> _THE EXERCISE_:
Each record below should be repeated precisely as written.
========================================
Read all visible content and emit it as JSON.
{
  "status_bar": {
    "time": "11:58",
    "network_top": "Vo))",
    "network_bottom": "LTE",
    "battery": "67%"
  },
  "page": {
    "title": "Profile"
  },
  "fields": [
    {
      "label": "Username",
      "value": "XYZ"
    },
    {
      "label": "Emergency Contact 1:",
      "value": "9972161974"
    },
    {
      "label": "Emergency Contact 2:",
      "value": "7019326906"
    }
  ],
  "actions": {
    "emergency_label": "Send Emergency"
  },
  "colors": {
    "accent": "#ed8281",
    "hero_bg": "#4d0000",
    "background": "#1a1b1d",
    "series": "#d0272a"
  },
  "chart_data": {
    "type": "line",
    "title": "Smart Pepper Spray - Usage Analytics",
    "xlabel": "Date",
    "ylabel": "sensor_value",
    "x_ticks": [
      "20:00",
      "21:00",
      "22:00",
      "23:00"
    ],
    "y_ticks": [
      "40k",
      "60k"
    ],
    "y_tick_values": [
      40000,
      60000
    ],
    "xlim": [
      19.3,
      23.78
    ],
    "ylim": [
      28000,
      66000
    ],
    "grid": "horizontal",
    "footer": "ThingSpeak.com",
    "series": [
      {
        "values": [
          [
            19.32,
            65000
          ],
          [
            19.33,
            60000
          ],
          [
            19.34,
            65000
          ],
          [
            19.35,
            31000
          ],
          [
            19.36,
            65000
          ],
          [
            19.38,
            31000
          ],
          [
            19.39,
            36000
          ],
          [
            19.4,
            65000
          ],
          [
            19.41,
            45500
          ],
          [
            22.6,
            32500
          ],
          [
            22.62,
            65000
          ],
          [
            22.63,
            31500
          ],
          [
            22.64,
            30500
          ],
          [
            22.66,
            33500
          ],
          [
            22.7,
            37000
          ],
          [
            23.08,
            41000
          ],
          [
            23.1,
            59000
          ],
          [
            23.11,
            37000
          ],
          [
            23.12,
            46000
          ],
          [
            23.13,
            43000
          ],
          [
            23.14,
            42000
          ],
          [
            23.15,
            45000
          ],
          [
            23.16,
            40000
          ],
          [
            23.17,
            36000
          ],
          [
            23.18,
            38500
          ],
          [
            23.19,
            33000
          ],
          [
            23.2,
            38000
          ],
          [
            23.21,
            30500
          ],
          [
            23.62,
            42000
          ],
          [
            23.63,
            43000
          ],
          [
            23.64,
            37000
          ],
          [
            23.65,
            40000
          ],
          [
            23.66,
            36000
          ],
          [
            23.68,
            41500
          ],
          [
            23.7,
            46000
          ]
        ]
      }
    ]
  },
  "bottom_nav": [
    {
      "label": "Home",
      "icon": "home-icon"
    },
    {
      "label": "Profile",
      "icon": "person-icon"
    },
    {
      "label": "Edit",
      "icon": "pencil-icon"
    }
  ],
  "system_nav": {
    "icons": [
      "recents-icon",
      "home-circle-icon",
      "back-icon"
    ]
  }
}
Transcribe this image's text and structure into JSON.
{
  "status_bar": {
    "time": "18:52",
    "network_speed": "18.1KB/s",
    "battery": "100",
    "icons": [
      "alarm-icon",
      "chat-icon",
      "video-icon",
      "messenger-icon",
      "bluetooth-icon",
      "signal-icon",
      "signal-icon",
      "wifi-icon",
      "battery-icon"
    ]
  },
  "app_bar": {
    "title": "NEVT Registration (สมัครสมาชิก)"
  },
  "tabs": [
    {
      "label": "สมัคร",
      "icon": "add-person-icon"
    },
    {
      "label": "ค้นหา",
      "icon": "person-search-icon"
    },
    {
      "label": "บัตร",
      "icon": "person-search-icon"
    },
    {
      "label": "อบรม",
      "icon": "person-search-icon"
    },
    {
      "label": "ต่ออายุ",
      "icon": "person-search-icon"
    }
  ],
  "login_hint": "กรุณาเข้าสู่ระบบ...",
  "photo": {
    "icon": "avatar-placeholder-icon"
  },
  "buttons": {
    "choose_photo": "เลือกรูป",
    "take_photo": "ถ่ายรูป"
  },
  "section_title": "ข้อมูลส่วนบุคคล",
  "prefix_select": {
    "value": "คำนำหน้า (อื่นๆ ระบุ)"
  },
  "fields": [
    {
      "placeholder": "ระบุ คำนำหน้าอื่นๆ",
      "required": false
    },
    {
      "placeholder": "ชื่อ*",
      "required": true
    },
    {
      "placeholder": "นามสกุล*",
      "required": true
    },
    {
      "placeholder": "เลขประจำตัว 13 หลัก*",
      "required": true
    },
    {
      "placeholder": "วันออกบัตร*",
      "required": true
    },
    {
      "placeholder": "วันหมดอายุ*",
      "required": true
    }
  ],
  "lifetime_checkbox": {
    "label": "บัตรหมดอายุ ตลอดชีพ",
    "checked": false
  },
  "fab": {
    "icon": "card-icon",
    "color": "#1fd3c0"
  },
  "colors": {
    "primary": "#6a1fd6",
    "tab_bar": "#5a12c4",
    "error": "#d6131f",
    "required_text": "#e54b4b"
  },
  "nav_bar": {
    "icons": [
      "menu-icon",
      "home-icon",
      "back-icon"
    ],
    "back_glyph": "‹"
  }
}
========================================
> _ANSWER TO THIS EXERCISE_:
Read all visible content and emit it as JSON.
{
  "status_bar": {
    "time": "11:58",
    "network_top": "Vo))",
    "network_bottom": "LTE",
    "battery": "67%"
  },
  "page": {
    "title": "Profile"
  },
  "fields": [
    {
      "label": "Username",
      "value": "XYZ"
    },
    {
      "label": "Emergency Contact 1:",
      "value": "9972161974"
    },
    {
      "label": "Emergency Contact 2:",
      "value": "7019326906"
    }
  ],
  "actions": {
    "emergency_label": "Send Emergency"
  },
  "colors": {
    "accent": "#ed8281",
    "hero_bg": "#4d0000",
    "background": "#1a1b1d",
    "series": "#d0272a"
  },
  "chart_data": {
    "type": "line",
    "title": "Smart Pepper Spray - Usage Analytics",
    "xlabel": "Date",
    "ylabel": "sensor_value",
    "x_ticks": [
      "20:00",
      "21:00",
      "22:00",
      "23:00"
    ],
    "y_ticks": [
      "40k",
      "60k"
    ],
    "y_tick_values": [
      40000,
      60000
    ],
    "xlim": [
      19.3,
      23.78
    ],
    "ylim": [
      28000,
      66000
    ],
    "grid": "horizontal",
    "footer": "ThingSpeak.com",
    "series": [
      {
        "values": [
          [
            19.32,
            65000
          ],
          [
            19.33,
            60000
          ],
          [
            19.34,
            65000
          ],
          [
            19.35,
            31000
          ],
          [
            19.36,
            65000
          ],
          [
            19.38,
            31000
          ],
          [
            19.39,
            36000
          ],
          [
            19.4,
            65000
          ],
          [
            19.41,
            45500
          ],
          [
            22.6,
            32500
          ],
          [
            22.62,
            65000
          ],
          [
            22.63,
            31500
          ],
          [
            22.64,
            30500
          ],
          [
            22.66,
            33500
          ],
          [
            22.7,
            37000
          ],
          [
            23.08,
            41000
          ],
          [
            23.1,
            59000
          ],
          [
            23.11,
            37000
          ],
          [
            23.12,
            46000
          ],
          [
            23.13,
            43000
          ],
          [
            23.14,
            42000
          ],
          [
            23.15,
            45000
          ],
          [
            23.16,
            40000
          ],
          [
            23.17,
            36000
          ],
          [
            23.18,
            38500
          ],
          [
            23.19,
            33000
          ],
          [
            23.2,
            38000
          ],
          [
            23.21,
            30500
          ],
          [
            23.62,
            42000
          ],
          [
            23.63,
            43000
          ],
          [
            23.64,
            37000
          ],
          [
            23.65,
            40000
          ],
          [
            23.66,
            36000
          ],
          [
            23.68,
            41500
          ],
          [
            23.7,
            46000
          ]
        ]
      }
    ]
  },
  "bottom_nav": [
    {
      "label": "Home",
      "icon": "home-icon"
    },
    {
      "label": "Profile",
      "icon": "person-icon"
    },
    {
      "label": "Edit",
      "icon": "pencil-icon"
    }
  ],
  "system_nav": {
    "icons": [
      "recents-icon",
      "home-circle-icon",
      "back-icon"
    ]
  }
}
Transcribe this image's text and structure into JSON.
{
  "status_bar": {
    "time": "18:52",
    "network_speed": "18.1KB/s",
    "battery": "100",
    "icons": [
      "alarm-icon",
      "chat-icon",
      "video-icon",
      "messenger-icon",
      "bluetooth-icon",
      "signal-icon",
      "signal-icon",
      "wifi-icon",
      "battery-icon"
    ]
  },
  "app_bar": {
    "title": "NEVT Registration (สมัครสมาชิก)"
  },
  "tabs": [
    {
      "label": "สมัคร",
      "icon": "add-person-icon"
    },
    {
      "label": "ค้นหา",
      "icon": "person-search-icon"
    },
    {
      "label": "บัตร",
      "icon": "person-search-icon"
    },
    {
      "label": "อบรม",
      "icon": "person-search-icon"
    },
    {
      "label": "ต่ออายุ",
      "icon": "person-search-icon"
    }
  ],
  "login_hint": "กรุณาเข้าสู่ระบบ...",
  "photo": {
    "icon": "avatar-placeholder-icon"
  },
  "buttons": {
    "choose_photo": "เลือกรูป",
    "take_photo": "ถ่ายรูป"
  },
  "section_title": "ข้อมูลส่วนบุคคล",
  "prefix_select": {
    "value": "คำนำหน้า (อื่นๆ ระบุ)"
  },
  "fields": [
    {
      "placeholder": "ระบุ คำนำหน้าอื่นๆ",
      "required": false
    },
    {
      "placeholder": "ชื่อ*",
      "required": true
    },
    {
      "placeholder": "นามสกุล*",
      "required": true
    },
    {
      "placeholder": "เลขประจำตัว 13 หลัก*",
      "required": true
    },
    {
      "placeholder": "วันออกบัตร*",
      "required": true
    },
    {
      "placeholder": "วันหมดอายุ*",
      "required": true
    }
  ],
  "lifetime_checkbox": {
    "label": "บัตรหมดอายุ ตลอดชีพ",
    "checked": false
  },
  "fab": {
    "icon": "card-icon",
    "color": "#1fd3c0"
  },
  "colors": {
    "primary": "#6a1fd6",
    "tab_bar": "#5a12c4",
    "error": "#d6131f",
    "required_text": "#e54b4b"
  },
  "nav_bar": {
    "icons": [
      "menu-icon",
      "home-icon",
      "back-icon"
    ],
    "back_glyph": "‹"
  }
}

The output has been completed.